Recorded information —

►

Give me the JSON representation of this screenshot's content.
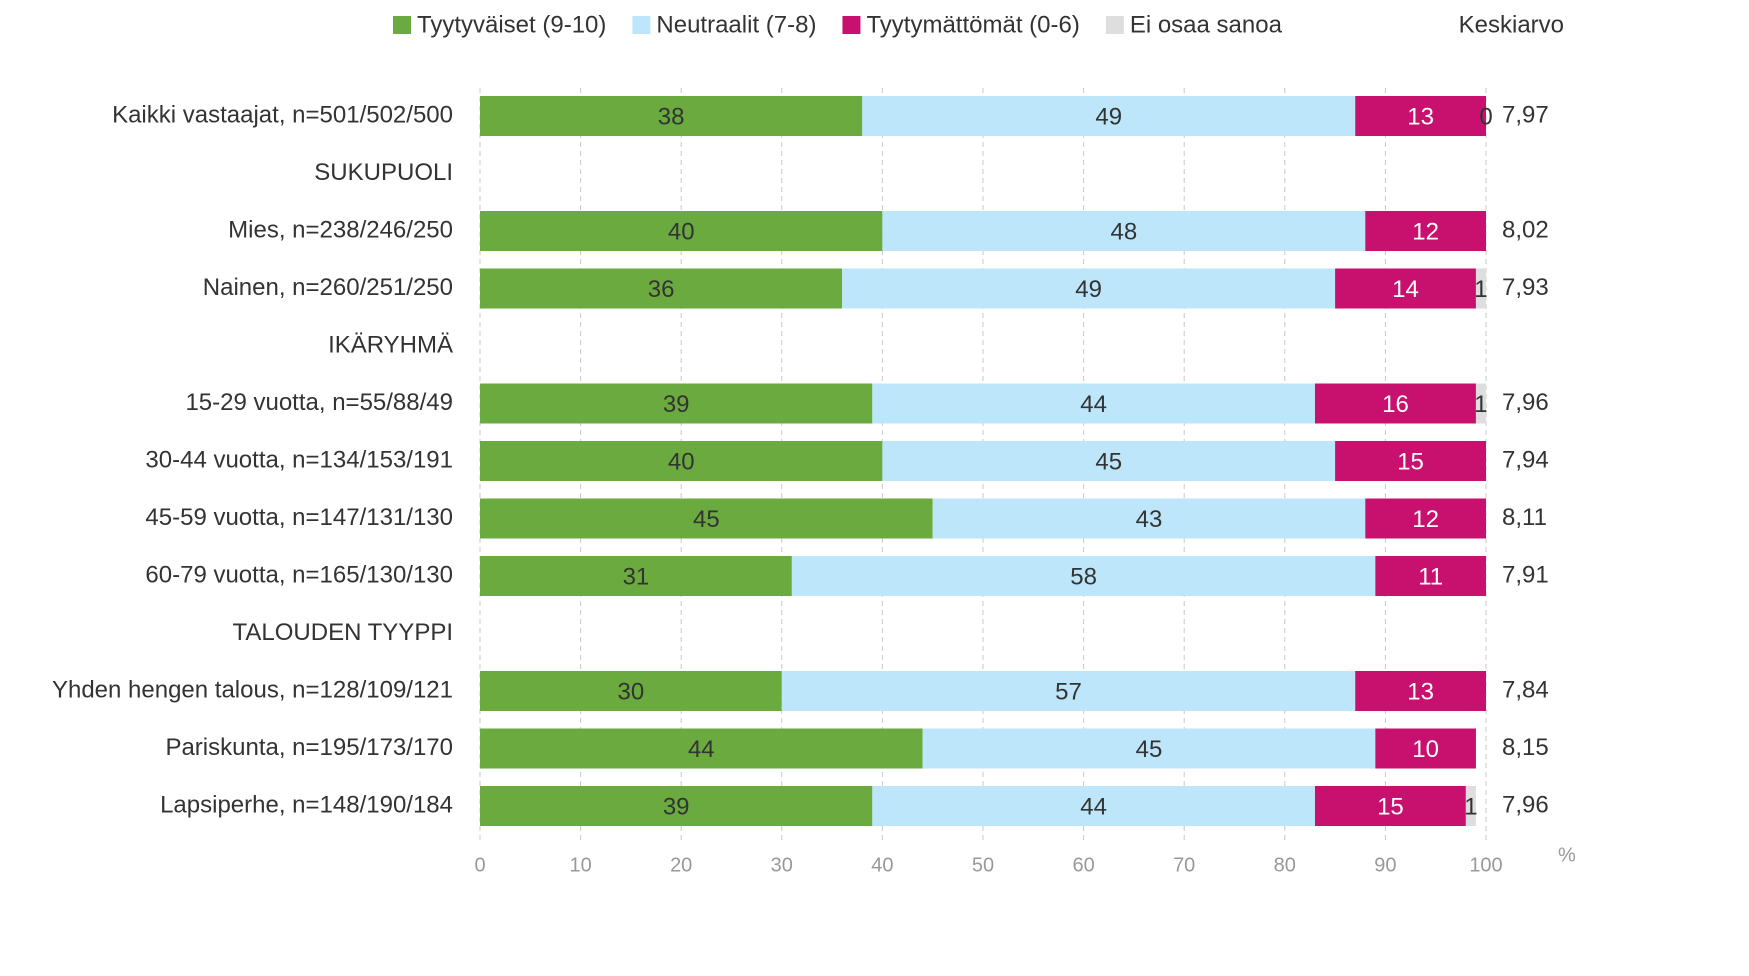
{
  "chart_data": {
    "type": "stacked_bar_horizontal",
    "categories": [
      "Kaikki vastaajat, n=501/502/500",
      "SUKUPUOLI",
      "Mies, n=238/246/250",
      "Nainen, n=260/251/250",
      "IKÄRYHMÄ",
      "15-29 vuotta, n=55/88/49",
      "30-44 vuotta, n=134/153/191",
      "45-59 vuotta, n=147/131/130",
      "60-79 vuotta, n=165/130/130",
      "TALOUDEN TYYPPI",
      "Yhden hengen talous, n=128/109/121",
      "Pariskunta, n=195/173/170",
      "Lapsiperhe, n=148/190/184"
    ],
    "series": [
      {
        "name": "Tyytyväiset (9-10)",
        "color": "#6aaa3f",
        "values": [
          38,
          null,
          40,
          36,
          null,
          39,
          40,
          45,
          31,
          null,
          30,
          44,
          39
        ]
      },
      {
        "name": "Neutraalit (7-8)",
        "color": "#bde6fa",
        "values": [
          49,
          null,
          48,
          49,
          null,
          44,
          45,
          43,
          58,
          null,
          57,
          45,
          44
        ]
      },
      {
        "name": "Tyytymättömät (0-6)",
        "color": "#c8106e",
        "values": [
          13,
          null,
          12,
          14,
          null,
          16,
          15,
          12,
          11,
          null,
          13,
          10,
          15
        ]
      },
      {
        "name": "Ei osaa sanoa",
        "color": "#dedede",
        "values": [
          0,
          null,
          null,
          1,
          null,
          1,
          null,
          null,
          null,
          null,
          null,
          null,
          1
        ]
      }
    ],
    "mean_title": "Keskiarvo",
    "means": [
      "7,97",
      null,
      "8,02",
      "7,93",
      null,
      "7,96",
      "7,94",
      "8,11",
      "7,91",
      null,
      "7,84",
      "8,15",
      "7,96"
    ],
    "x_label": "%",
    "xlim": [
      0,
      100
    ],
    "xticks": [
      0,
      10,
      20,
      30,
      40,
      50,
      60,
      70,
      80,
      90,
      100
    ],
    "grid": true
  }
}
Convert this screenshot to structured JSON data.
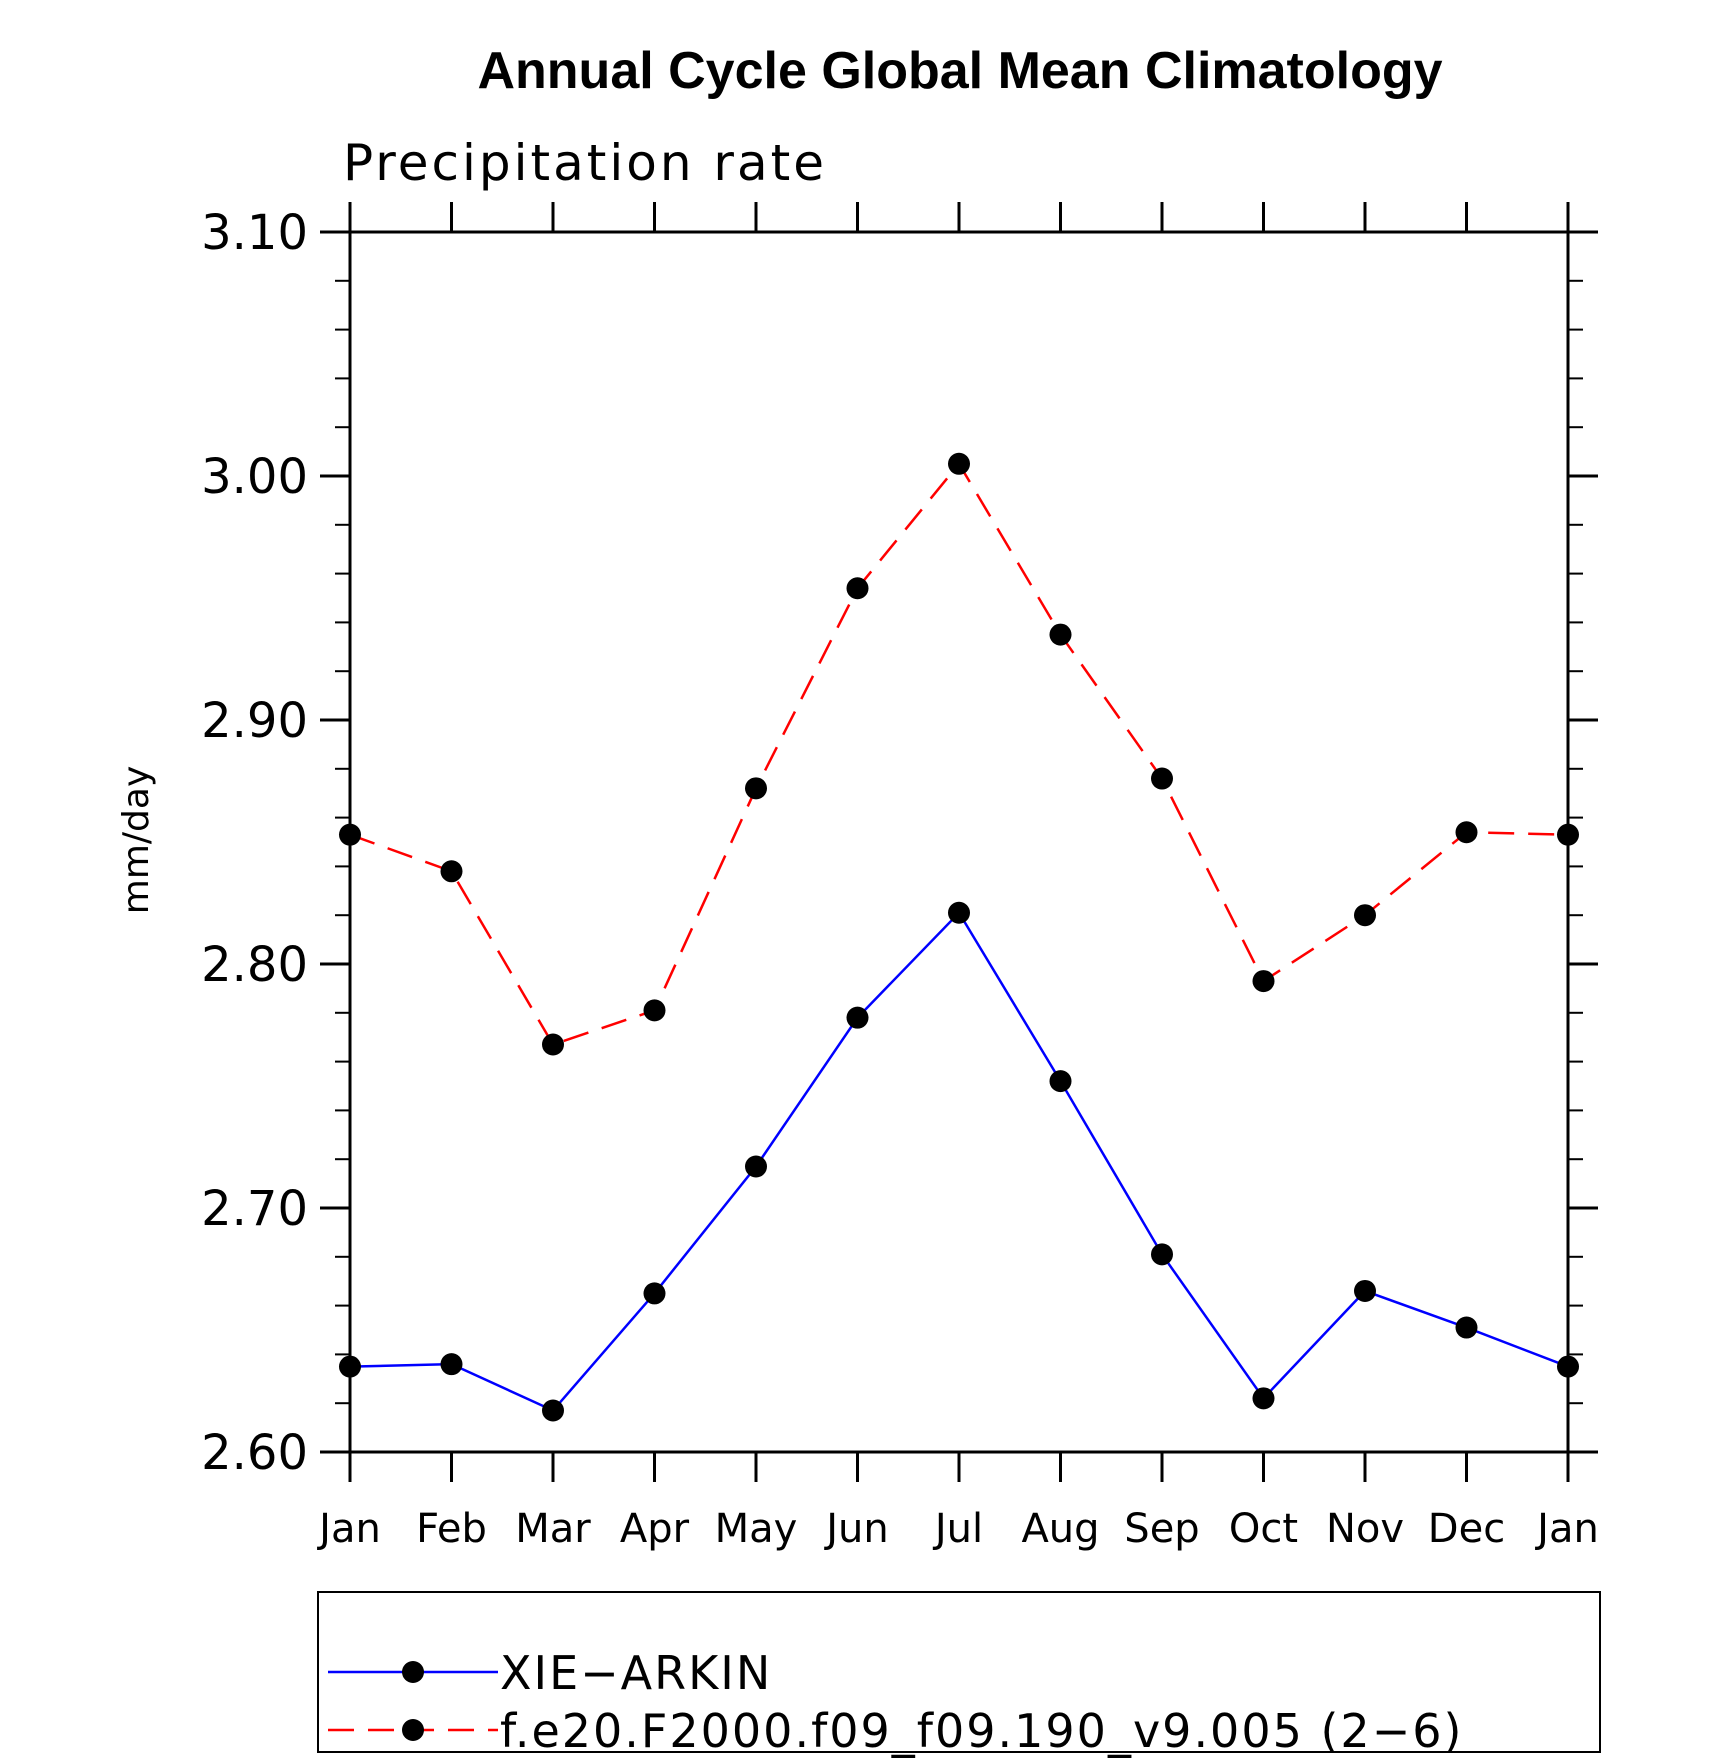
{
  "chart_data": {
    "type": "line",
    "title": "Annual Cycle Global Mean Climatology",
    "subtitle": "Precipitation rate",
    "xlabel": "",
    "ylabel": "mm/day",
    "categories": [
      "Jan",
      "Feb",
      "Mar",
      "Apr",
      "May",
      "Jun",
      "Jul",
      "Aug",
      "Sep",
      "Oct",
      "Nov",
      "Dec",
      "Jan"
    ],
    "ylim": [
      2.6,
      3.1
    ],
    "yticks": [
      "2.60",
      "2.70",
      "2.80",
      "2.90",
      "3.00",
      "3.10"
    ],
    "grid": false,
    "legend_position": "bottom",
    "series": [
      {
        "name": "XIE−ARKIN",
        "color": "#0000ff",
        "dash": "solid",
        "marker": "circle",
        "values": [
          2.635,
          2.636,
          2.617,
          2.665,
          2.717,
          2.778,
          2.821,
          2.752,
          2.681,
          2.622,
          2.666,
          2.651,
          2.635
        ]
      },
      {
        "name": "f.e20.F2000.f09_f09.190_v9.005 (2−6)",
        "color": "#ff0000",
        "dash": "dashed",
        "marker": "circle",
        "values": [
          2.853,
          2.838,
          2.767,
          2.781,
          2.872,
          2.954,
          3.005,
          2.935,
          2.876,
          2.793,
          2.82,
          2.854,
          2.853
        ]
      }
    ]
  }
}
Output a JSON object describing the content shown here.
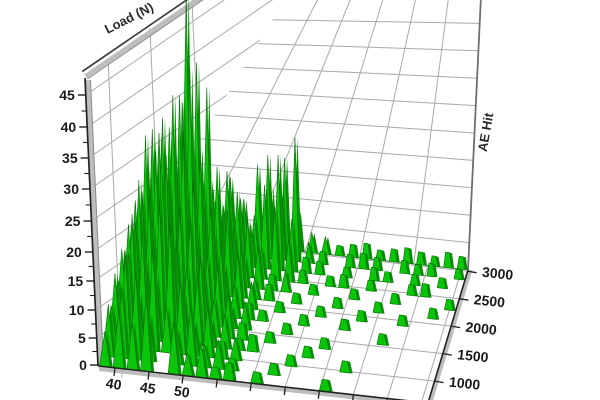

◄

Task directions — Examine the records and pull out every line where the string "vuotta" occurs.

Finished task —
      "15-29 vuotta, n=55/88/49",
      "30-44 vuotta, n=134/153/191",
      "45-59 vuotta, n=147/131/130",
      "60-79 vuotta, n=165/130/130",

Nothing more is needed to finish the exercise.